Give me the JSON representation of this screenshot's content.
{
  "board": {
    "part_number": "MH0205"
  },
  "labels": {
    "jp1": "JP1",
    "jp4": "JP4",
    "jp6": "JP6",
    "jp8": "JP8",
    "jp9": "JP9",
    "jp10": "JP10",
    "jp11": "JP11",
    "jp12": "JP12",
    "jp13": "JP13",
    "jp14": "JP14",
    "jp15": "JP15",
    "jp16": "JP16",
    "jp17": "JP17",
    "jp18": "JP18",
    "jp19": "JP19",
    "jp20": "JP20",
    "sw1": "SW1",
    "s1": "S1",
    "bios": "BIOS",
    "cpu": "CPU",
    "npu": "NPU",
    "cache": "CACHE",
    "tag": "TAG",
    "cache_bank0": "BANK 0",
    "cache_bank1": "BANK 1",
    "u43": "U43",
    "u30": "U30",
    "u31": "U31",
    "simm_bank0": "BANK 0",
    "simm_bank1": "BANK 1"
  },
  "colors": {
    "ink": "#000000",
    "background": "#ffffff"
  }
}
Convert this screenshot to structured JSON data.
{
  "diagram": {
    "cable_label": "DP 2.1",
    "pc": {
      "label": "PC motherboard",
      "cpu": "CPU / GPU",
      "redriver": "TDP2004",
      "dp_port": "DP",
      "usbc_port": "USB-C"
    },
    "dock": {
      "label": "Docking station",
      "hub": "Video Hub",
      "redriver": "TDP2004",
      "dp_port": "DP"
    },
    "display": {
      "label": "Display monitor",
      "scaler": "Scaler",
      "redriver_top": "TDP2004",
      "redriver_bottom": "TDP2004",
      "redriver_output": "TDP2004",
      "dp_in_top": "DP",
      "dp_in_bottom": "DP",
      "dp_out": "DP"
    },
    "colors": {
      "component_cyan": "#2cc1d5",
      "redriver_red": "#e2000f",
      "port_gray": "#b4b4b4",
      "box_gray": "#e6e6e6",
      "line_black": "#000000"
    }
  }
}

+===+

Repeat exactly the lines from the line containing "Convert this screenshot" through the last line of the records above, including both, and nothing else.

◆ Task result:
Convert this screenshot to structured JSON data.
{
  "diagram": {
    "cable_label": "DP 2.1",
    "pc": {
      "label": "PC motherboard",
      "cpu": "CPU / GPU",
      "redriver": "TDP2004",
      "dp_port": "DP",
      "usbc_port": "USB-C"
    },
    "dock": {
      "label": "Docking station",
      "hub": "Video Hub",
      "redriver": "TDP2004",
      "dp_port": "DP"
    },
    "display": {
      "label": "Display monitor",
      "scaler": "Scaler",
      "redriver_top": "TDP2004",
      "redriver_bottom": "TDP2004",
      "redriver_output": "TDP2004",
      "dp_in_top": "DP",
      "dp_in_bottom": "DP",
      "dp_out": "DP"
    },
    "colors": {
      "component_cyan": "#2cc1d5",
      "redriver_red": "#e2000f",
      "port_gray": "#b4b4b4",
      "box_gray": "#e6e6e6",
      "line_black": "#000000"
    }
  }
}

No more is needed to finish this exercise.